EXTRACT TO READ
*-*-*

Is $\frac{W^{2}(t)}{t}$ a martingale w.r.t. the usual filtration? $t>0$ and $W(t)$ is the Wiener process.
What I have so far: Define $Z(t)=\frac{W^2(t)}{t}$.
By Ito we get
$dZ(t)=\frac{-W^2(t)}{t^2}dt+\frac{2W(t)}{t}+\frac{1}{t}dt$
Now we find
$Z(t)=\int_{0}^{t}\frac{s-W^2(s)}{s^2}ds+2\int_{0}^{t}\frac{W(s)}{s}dW(s)$
Taking conditional expectations gives
$\mathbb{E}[Z(t)|F_{u}]=\mathbb{E}[\int_{0}^{u}\frac{s-W^2(s)}{s^2}ds|F_{u}]+\mathbb{E}[\int_{u}^{t}\frac{s-W^2(s)}{s^2}ds|F_{u}]+2\mathbb{E}[\int_{0}^t\frac{W(s)}{s}dW(s)|F_{u}]$ $=\int_{0}^{u}\frac{s-W^2(s)}{s^2}ds+2\int_0^u\frac{W(s)}{s}dW(s)+\mathbb{E}[\int_{u}^{t}\frac{s-W^2(s)}{s^2}ds|F_{u}]$
$=Z(u)+\mathbb{E}[\int_{u}^{t}\frac{s-W^2(s)}{s^2}ds|F_{u}]$
So if $\mathbb{E}[\int_{u}^{t}\frac{s-W^2(s)}{s^2}ds|F_{u}]=0$ then $Z(t)$ is a martingale.

*-*-*

SUPPLIED INFORMATION
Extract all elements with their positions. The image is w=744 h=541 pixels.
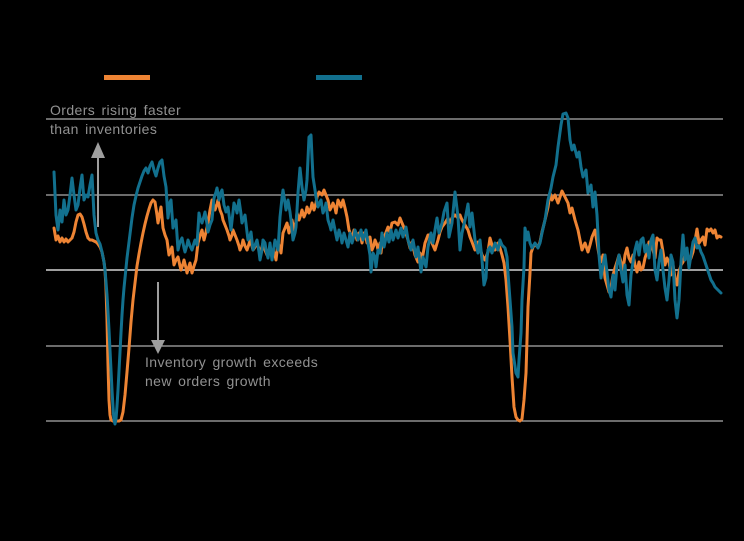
legend-swatch-orange-series <box>104 75 150 80</box>
annotation-line: Orders rising faster <box>50 102 182 118</box>
annotation-orders-rising-faster: Orders rising faster than inventories <box>50 101 181 139</box>
annotation-inventory-growth-exceeds: Inventory growth exceeds new orders grow… <box>145 353 318 391</box>
legend-swatch-teal-series <box>316 75 362 80</box>
annotation-line: Inventory growth exceeds <box>145 354 319 370</box>
annotation-line: new orders growth <box>145 373 271 389</box>
annotation-line: than inventories <box>50 121 158 137</box>
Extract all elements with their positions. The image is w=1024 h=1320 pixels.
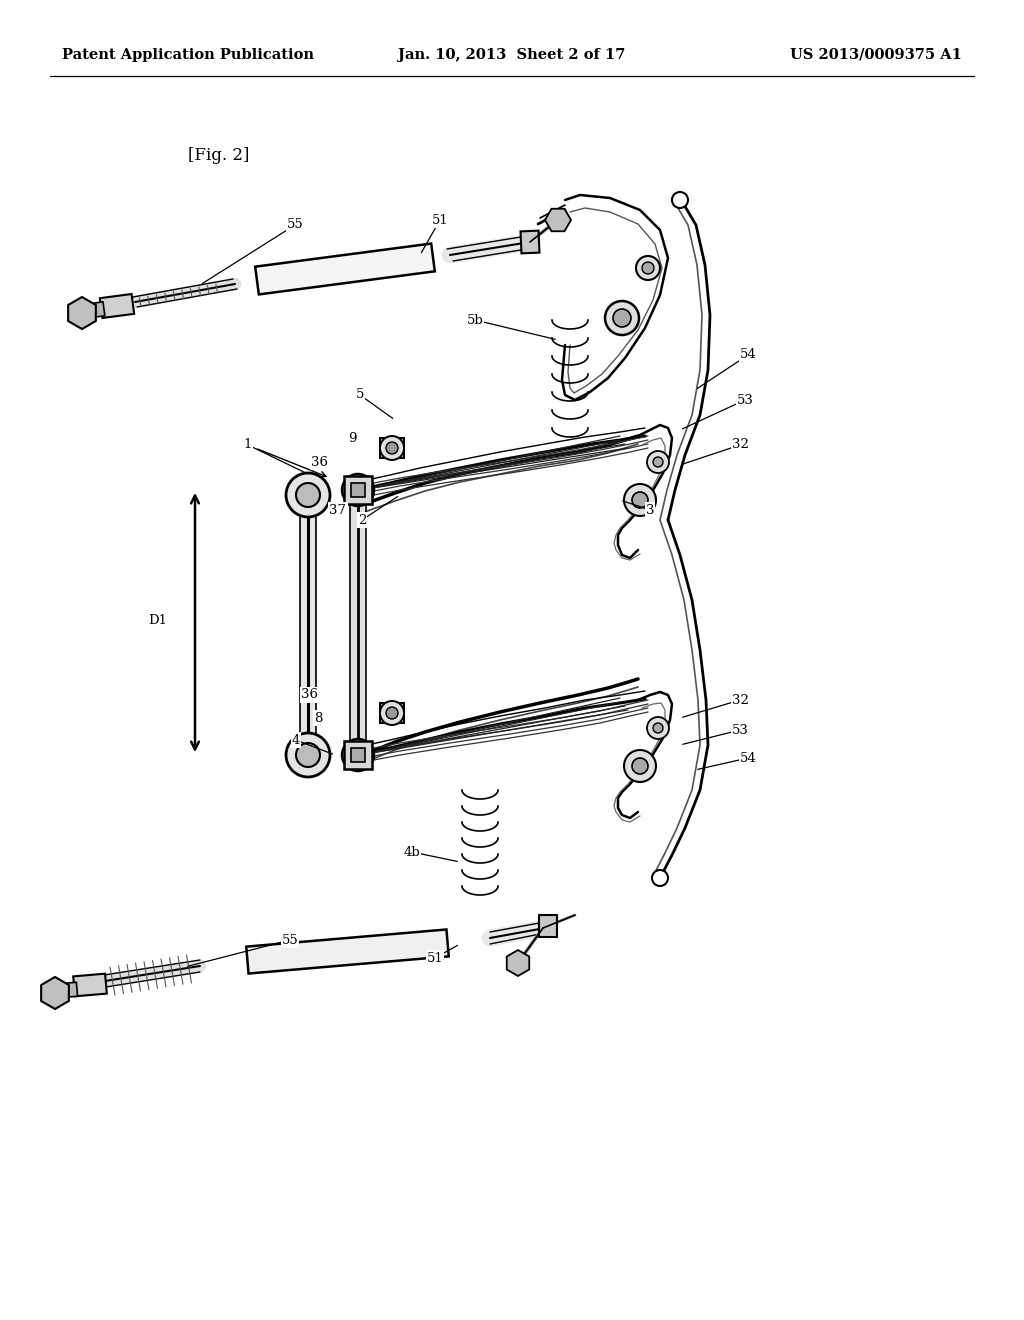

*-*-*

WRITTEN REQUEST A
In the martingale question, what is $Z(t)$ defined as?
WRITTEN REQUEST B
Carry on the post about whether $\frac{W^{2}(t)}{t}$ is a martingale from the point where it stops.

EXPECTED ANSWER A
$Z(t)=\frac{W^2(t)}{t}$

EXPECTED ANSWER B
I know that $\mathbb{E}[W^2(s)]=s$. Can I just say $\mathbb{E}[\int_{s}^{t}\frac{s-W^2(s)}{s^2}ds|F_{u}]=\int_{u}^{t}\frac{s-\mathbb{E}[W^2(s)|F_{u}]}{s^2}ds$?? And then does $\mathbb{E}[W^2(s)]=s$ imply $\mathbb{E}[W^2(s)|F_{u}]=s$??
Is Z a martingale?